Material supplied:
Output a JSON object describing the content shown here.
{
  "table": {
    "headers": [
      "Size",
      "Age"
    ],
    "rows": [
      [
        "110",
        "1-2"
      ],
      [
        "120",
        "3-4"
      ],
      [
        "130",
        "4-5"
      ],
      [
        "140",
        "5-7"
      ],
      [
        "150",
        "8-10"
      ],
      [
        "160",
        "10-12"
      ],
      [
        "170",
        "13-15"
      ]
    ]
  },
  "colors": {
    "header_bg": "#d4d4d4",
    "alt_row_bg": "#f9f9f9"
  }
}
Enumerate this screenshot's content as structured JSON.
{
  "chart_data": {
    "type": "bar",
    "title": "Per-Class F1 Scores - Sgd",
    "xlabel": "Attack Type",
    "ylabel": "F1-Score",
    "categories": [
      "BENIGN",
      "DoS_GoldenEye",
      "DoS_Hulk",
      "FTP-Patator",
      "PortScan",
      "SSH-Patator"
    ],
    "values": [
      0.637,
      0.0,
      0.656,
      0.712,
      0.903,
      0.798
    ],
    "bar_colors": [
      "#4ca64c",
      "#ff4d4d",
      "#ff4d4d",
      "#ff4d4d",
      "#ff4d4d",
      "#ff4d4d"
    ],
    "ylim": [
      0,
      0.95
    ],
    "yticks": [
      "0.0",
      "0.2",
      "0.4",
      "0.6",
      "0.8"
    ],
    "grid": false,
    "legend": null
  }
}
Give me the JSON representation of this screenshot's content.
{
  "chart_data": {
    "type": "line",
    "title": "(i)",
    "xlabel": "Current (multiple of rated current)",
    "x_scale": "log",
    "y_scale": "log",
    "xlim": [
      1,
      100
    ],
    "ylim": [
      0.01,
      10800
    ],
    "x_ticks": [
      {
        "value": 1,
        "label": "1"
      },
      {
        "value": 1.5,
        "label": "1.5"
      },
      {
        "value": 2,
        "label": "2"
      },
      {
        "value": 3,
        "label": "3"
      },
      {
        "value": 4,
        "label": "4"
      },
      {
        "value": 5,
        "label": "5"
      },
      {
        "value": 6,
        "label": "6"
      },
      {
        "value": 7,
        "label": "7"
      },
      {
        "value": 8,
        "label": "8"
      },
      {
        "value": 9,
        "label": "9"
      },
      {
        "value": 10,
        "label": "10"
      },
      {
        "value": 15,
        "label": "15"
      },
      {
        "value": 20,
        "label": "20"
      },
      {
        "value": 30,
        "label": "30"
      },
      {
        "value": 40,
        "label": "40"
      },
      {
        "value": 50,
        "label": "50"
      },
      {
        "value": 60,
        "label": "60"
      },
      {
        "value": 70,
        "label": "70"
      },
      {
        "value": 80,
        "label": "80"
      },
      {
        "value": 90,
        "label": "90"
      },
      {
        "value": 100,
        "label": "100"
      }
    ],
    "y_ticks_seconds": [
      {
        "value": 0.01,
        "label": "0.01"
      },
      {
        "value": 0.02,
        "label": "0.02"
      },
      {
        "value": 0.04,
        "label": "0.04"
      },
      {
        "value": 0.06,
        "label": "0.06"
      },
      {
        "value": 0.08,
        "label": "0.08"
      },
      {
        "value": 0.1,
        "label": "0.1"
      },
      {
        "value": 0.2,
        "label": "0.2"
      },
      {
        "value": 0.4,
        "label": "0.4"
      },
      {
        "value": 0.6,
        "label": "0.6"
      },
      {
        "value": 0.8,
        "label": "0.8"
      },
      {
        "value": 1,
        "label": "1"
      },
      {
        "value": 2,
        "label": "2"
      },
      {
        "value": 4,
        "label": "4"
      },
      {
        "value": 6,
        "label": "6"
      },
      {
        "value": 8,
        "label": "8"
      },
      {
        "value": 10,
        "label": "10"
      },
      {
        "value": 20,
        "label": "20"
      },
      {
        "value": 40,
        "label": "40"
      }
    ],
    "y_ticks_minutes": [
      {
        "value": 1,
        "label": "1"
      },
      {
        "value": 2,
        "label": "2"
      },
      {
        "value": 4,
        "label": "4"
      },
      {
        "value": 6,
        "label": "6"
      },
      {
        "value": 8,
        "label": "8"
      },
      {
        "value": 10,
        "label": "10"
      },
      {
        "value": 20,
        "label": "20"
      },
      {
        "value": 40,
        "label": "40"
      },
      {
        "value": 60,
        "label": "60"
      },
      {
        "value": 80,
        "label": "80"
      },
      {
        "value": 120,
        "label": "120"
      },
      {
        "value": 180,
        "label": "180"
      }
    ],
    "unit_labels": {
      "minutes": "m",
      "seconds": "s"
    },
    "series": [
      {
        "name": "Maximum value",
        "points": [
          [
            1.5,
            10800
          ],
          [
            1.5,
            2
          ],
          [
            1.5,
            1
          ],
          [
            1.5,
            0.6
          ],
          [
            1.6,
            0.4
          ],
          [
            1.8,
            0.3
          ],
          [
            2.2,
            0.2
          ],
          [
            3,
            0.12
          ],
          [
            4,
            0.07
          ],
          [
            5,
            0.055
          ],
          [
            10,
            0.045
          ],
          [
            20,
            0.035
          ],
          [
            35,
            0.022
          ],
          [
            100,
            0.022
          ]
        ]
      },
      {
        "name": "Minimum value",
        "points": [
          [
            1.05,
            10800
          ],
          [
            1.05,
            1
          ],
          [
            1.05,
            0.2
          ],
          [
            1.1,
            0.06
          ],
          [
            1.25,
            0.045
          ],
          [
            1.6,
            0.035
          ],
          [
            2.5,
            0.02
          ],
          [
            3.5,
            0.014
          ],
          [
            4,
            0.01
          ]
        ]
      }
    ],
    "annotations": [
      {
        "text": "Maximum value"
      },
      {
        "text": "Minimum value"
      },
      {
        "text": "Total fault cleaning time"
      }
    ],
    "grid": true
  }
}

Work required:
Look through the entries above and count each line holding "screenshot"; report the count alone.

Exercise solution:
2